Records from a dataset
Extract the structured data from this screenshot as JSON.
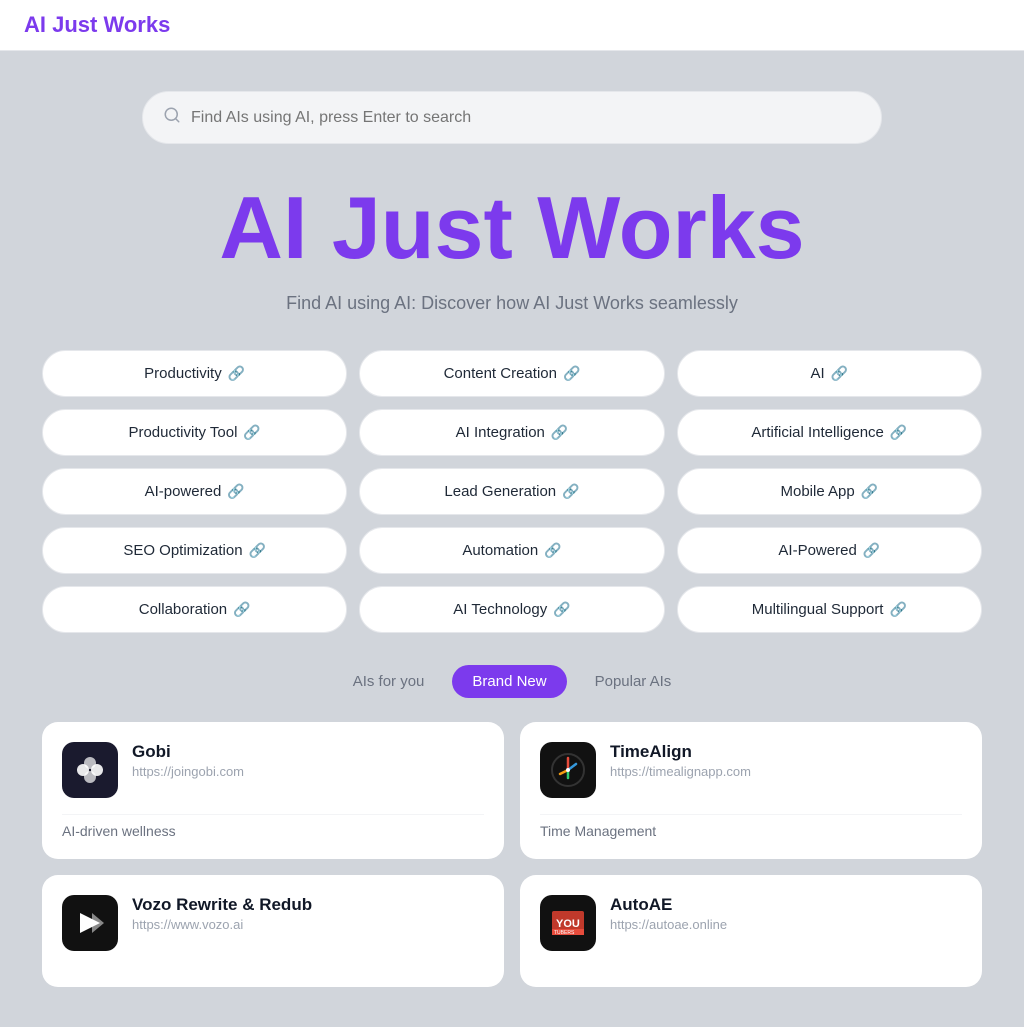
{
  "header": {
    "logo": "AI Just Works"
  },
  "search": {
    "placeholder": "Find AIs using AI, press Enter to search"
  },
  "hero": {
    "title": "AI Just Works",
    "subtitle": "Find AI using AI: Discover how AI Just Works seamlessly"
  },
  "tags": [
    {
      "id": "productivity",
      "label": "Productivity",
      "col": 1
    },
    {
      "id": "content-creation",
      "label": "Content Creation",
      "col": 2
    },
    {
      "id": "ai",
      "label": "AI",
      "col": 3
    },
    {
      "id": "productivity-tool",
      "label": "Productivity Tool",
      "col": 1
    },
    {
      "id": "ai-integration",
      "label": "AI Integration",
      "col": 2
    },
    {
      "id": "artificial-intelligence",
      "label": "Artificial Intelligence",
      "col": 3
    },
    {
      "id": "ai-powered",
      "label": "AI-powered",
      "col": 1
    },
    {
      "id": "lead-generation",
      "label": "Lead Generation",
      "col": 2
    },
    {
      "id": "mobile-app",
      "label": "Mobile App",
      "col": 3
    },
    {
      "id": "seo-optimization",
      "label": "SEO Optimization",
      "col": 1
    },
    {
      "id": "automation",
      "label": "Automation",
      "col": 2
    },
    {
      "id": "ai-powered-2",
      "label": "AI-Powered",
      "col": 3
    },
    {
      "id": "collaboration",
      "label": "Collaboration",
      "col": 1
    },
    {
      "id": "ai-technology",
      "label": "AI Technology",
      "col": 2
    },
    {
      "id": "multilingual-support",
      "label": "Multilingual Support",
      "col": 3
    }
  ],
  "filter_tabs": [
    {
      "id": "ais-for-you",
      "label": "AIs for you",
      "active": false
    },
    {
      "id": "brand-new",
      "label": "Brand New",
      "active": true
    },
    {
      "id": "popular-ais",
      "label": "Popular AIs",
      "active": false
    }
  ],
  "cards": [
    {
      "id": "gobi",
      "name": "Gobi",
      "url": "https://joingobi.com",
      "description": "AI-driven wellness",
      "logo_bg": "#1a1a2e",
      "logo_type": "gobi"
    },
    {
      "id": "timealign",
      "name": "TimeAlign",
      "url": "https://timealignapp.com",
      "description": "Time Management",
      "logo_bg": "#111",
      "logo_type": "timealign"
    },
    {
      "id": "vozo",
      "name": "Vozo Rewrite & Redub",
      "url": "https://www.vozo.ai",
      "description": "",
      "logo_bg": "#111",
      "logo_type": "vozo"
    },
    {
      "id": "autoae",
      "name": "AutoAE",
      "url": "https://autoae.online",
      "description": "",
      "logo_bg": "#111",
      "logo_type": "autoae"
    }
  ]
}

◆ Goal of the exercise: Give back the whole listing as it stands, minus its pictures.

◆ Correct output:
Extract the structured data from this screenshot as JSON.
{
  "header": {
    "logo": "AI Just Works"
  },
  "search": {
    "placeholder": "Find AIs using AI, press Enter to search"
  },
  "hero": {
    "title": "AI Just Works",
    "subtitle": "Find AI using AI: Discover how AI Just Works seamlessly"
  },
  "tags": [
    {
      "id": "productivity",
      "label": "Productivity",
      "col": 1
    },
    {
      "id": "content-creation",
      "label": "Content Creation",
      "col": 2
    },
    {
      "id": "ai",
      "label": "AI",
      "col": 3
    },
    {
      "id": "productivity-tool",
      "label": "Productivity Tool",
      "col": 1
    },
    {
      "id": "ai-integration",
      "label": "AI Integration",
      "col": 2
    },
    {
      "id": "artificial-intelligence",
      "label": "Artificial Intelligence",
      "col": 3
    },
    {
      "id": "ai-powered",
      "label": "AI-powered",
      "col": 1
    },
    {
      "id": "lead-generation",
      "label": "Lead Generation",
      "col": 2
    },
    {
      "id": "mobile-app",
      "label": "Mobile App",
      "col": 3
    },
    {
      "id": "seo-optimization",
      "label": "SEO Optimization",
      "col": 1
    },
    {
      "id": "automation",
      "label": "Automation",
      "col": 2
    },
    {
      "id": "ai-powered-2",
      "label": "AI-Powered",
      "col": 3
    },
    {
      "id": "collaboration",
      "label": "Collaboration",
      "col": 1
    },
    {
      "id": "ai-technology",
      "label": "AI Technology",
      "col": 2
    },
    {
      "id": "multilingual-support",
      "label": "Multilingual Support",
      "col": 3
    }
  ],
  "filter_tabs": [
    {
      "id": "ais-for-you",
      "label": "AIs for you",
      "active": false
    },
    {
      "id": "brand-new",
      "label": "Brand New",
      "active": true
    },
    {
      "id": "popular-ais",
      "label": "Popular AIs",
      "active": false
    }
  ],
  "cards": [
    {
      "id": "gobi",
      "name": "Gobi",
      "url": "https://joingobi.com",
      "description": "AI-driven wellness",
      "logo_bg": "#1a1a2e",
      "logo_type": "gobi"
    },
    {
      "id": "timealign",
      "name": "TimeAlign",
      "url": "https://timealignapp.com",
      "description": "Time Management",
      "logo_bg": "#111",
      "logo_type": "timealign"
    },
    {
      "id": "vozo",
      "name": "Vozo Rewrite & Redub",
      "url": "https://www.vozo.ai",
      "description": "",
      "logo_bg": "#111",
      "logo_type": "vozo"
    },
    {
      "id": "autoae",
      "name": "AutoAE",
      "url": "https://autoae.online",
      "description": "",
      "logo_bg": "#111",
      "logo_type": "autoae"
    }
  ]
}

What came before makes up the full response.